*Set exercise*:
Copy out every line that contains the word "JSON".

Records from a collection of figures:
--

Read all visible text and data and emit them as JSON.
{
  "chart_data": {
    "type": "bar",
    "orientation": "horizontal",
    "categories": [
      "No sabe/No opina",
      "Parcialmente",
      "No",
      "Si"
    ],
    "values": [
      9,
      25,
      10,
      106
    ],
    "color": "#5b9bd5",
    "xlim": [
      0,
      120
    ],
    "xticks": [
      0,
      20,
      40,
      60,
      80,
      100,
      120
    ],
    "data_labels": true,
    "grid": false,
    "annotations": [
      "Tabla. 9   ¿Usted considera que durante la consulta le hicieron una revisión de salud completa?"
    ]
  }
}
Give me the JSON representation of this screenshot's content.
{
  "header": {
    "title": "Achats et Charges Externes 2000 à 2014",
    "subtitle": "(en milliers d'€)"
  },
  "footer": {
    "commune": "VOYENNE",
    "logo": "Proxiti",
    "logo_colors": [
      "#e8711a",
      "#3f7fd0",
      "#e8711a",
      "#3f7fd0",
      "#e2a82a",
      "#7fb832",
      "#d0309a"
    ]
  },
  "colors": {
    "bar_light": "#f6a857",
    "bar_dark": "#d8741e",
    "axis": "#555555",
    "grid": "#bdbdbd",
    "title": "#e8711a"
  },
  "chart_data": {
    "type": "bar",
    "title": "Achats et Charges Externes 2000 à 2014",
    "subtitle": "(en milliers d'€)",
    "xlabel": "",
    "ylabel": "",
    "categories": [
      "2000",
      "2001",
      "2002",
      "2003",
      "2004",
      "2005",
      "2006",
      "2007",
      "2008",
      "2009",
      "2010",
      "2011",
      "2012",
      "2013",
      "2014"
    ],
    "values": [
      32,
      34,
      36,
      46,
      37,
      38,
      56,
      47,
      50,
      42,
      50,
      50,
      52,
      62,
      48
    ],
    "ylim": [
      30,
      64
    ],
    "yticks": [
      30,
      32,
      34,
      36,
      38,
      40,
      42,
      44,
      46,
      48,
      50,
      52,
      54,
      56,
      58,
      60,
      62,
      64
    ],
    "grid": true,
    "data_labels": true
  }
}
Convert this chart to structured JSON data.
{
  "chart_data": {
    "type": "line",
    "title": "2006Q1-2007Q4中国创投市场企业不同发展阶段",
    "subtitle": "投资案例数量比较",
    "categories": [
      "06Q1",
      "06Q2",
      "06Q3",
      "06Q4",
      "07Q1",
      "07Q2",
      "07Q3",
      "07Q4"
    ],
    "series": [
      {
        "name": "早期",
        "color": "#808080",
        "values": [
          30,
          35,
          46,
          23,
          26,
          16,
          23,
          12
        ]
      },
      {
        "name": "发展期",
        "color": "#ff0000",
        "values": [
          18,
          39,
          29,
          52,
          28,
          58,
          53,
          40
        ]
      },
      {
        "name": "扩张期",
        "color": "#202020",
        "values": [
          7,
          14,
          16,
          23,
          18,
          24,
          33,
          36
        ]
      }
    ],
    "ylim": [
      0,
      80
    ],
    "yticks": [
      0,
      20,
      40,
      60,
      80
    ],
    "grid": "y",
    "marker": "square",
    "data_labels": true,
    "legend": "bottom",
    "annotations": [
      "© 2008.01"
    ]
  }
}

--

*Solution to this problem*:
Read all visible text and data and emit them as JSON.
Give me the JSON representation of this screenshot's content.
Convert this chart to structured JSON data.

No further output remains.